# STATED GOAL
Say how many lines include "your", with no words around the number.

** start of INFORMATION GIVEN **

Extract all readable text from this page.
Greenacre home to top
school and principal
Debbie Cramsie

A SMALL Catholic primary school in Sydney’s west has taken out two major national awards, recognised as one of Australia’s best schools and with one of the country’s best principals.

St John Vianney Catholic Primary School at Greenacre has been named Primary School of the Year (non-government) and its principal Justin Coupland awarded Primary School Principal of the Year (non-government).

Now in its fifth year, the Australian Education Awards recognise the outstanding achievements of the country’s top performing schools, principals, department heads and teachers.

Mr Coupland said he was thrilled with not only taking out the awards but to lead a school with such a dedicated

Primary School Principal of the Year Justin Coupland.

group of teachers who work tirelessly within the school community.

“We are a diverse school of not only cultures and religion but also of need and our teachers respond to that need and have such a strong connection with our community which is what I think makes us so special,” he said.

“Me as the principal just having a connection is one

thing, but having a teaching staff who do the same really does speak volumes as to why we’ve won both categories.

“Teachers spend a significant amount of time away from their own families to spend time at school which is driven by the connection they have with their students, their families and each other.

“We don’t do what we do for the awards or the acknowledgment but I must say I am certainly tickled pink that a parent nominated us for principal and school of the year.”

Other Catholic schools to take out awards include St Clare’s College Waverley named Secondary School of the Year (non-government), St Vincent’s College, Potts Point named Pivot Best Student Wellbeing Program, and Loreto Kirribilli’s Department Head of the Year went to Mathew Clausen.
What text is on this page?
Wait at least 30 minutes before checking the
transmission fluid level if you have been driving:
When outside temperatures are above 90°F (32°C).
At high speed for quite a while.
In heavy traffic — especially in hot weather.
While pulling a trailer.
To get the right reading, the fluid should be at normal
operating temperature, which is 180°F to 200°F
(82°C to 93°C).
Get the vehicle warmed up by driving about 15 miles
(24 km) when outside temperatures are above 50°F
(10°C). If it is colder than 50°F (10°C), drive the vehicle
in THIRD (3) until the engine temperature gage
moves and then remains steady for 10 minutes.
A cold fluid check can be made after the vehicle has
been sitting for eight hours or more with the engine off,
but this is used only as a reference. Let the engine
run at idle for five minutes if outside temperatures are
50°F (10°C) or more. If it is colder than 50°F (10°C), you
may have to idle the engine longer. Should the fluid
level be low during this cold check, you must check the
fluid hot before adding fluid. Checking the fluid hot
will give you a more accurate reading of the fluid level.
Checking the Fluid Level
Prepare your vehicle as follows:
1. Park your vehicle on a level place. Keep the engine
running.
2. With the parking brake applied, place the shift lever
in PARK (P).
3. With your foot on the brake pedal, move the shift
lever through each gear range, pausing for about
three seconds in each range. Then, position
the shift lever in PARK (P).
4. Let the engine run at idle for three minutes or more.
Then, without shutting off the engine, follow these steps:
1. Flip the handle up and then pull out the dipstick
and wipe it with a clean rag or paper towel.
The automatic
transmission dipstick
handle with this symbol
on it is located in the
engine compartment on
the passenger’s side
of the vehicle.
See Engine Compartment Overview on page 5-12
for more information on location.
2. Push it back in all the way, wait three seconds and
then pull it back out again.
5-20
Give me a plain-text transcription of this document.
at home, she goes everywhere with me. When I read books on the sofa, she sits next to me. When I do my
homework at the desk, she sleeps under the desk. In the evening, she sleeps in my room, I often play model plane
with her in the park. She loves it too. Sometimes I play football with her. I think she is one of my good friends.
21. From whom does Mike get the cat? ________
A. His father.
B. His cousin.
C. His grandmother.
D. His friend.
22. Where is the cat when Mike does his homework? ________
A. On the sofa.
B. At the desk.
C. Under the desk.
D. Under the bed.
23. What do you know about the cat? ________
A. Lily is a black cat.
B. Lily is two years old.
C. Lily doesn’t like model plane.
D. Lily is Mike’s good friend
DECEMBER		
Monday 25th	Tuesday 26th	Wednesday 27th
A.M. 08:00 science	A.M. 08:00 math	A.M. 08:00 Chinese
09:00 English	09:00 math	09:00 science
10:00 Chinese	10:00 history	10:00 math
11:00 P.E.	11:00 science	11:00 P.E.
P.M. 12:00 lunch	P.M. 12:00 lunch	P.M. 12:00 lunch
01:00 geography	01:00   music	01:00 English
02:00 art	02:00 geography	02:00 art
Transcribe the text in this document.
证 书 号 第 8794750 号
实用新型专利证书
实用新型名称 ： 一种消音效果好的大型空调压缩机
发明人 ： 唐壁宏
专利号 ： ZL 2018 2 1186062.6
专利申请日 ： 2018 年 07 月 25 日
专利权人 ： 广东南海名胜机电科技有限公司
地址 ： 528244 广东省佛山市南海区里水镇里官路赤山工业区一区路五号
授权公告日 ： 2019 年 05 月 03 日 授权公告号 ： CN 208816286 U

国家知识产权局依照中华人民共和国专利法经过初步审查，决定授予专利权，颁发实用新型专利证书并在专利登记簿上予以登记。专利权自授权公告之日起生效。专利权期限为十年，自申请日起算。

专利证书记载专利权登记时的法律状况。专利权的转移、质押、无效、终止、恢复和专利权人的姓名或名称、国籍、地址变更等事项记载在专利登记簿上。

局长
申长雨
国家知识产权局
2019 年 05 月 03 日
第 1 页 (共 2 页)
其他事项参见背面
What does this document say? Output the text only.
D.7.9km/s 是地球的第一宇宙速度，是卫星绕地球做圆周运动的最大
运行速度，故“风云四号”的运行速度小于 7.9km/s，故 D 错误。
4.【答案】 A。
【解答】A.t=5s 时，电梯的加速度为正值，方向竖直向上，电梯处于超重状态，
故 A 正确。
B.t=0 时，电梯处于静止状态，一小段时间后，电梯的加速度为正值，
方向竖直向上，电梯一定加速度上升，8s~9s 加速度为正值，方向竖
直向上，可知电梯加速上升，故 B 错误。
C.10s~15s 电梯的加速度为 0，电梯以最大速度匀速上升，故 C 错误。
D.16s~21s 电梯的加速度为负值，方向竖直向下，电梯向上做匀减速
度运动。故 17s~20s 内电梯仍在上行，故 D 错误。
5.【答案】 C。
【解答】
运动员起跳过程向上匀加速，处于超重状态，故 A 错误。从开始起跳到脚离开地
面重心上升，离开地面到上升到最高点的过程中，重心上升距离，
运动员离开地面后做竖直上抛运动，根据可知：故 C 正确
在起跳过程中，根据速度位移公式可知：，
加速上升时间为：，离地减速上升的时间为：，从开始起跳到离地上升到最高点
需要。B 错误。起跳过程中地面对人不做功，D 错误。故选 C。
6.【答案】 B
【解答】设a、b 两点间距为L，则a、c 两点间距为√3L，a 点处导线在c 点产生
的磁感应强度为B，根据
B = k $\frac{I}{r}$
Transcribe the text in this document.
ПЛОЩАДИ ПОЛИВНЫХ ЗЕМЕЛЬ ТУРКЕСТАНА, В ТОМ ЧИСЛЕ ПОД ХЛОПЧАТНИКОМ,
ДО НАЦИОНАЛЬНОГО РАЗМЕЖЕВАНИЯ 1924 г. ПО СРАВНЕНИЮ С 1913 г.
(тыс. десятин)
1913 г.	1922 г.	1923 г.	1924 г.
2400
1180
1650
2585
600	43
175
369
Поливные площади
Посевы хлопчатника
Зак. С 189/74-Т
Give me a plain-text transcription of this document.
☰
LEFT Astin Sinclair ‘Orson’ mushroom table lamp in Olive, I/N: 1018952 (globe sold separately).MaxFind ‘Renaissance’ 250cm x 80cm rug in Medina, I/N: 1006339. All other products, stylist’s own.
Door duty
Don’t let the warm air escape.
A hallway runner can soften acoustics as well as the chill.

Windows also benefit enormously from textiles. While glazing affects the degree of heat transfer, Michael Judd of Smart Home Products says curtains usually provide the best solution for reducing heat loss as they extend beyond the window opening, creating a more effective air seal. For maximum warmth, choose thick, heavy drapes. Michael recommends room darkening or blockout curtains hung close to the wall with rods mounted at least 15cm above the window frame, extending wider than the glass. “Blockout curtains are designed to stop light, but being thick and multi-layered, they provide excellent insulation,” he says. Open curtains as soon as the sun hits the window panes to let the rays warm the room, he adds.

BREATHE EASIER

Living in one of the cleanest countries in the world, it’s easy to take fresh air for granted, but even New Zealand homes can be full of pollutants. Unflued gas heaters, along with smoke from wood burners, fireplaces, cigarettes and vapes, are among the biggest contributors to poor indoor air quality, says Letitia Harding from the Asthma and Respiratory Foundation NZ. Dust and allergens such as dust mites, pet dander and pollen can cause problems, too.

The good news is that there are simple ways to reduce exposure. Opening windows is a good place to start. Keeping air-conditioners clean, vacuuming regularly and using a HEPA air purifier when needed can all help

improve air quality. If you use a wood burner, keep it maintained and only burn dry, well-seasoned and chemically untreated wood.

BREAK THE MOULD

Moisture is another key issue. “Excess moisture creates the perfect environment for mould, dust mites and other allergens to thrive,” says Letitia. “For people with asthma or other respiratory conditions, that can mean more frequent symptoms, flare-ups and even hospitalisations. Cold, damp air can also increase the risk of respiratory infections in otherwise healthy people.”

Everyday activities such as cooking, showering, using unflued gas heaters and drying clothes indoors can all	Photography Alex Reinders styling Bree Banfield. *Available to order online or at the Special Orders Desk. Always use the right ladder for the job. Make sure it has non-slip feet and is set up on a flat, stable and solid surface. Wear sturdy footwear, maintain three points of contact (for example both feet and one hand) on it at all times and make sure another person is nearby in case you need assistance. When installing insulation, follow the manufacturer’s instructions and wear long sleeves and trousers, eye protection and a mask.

** end of INFORMATION GIVEN **

# SOLUTION BELOW
3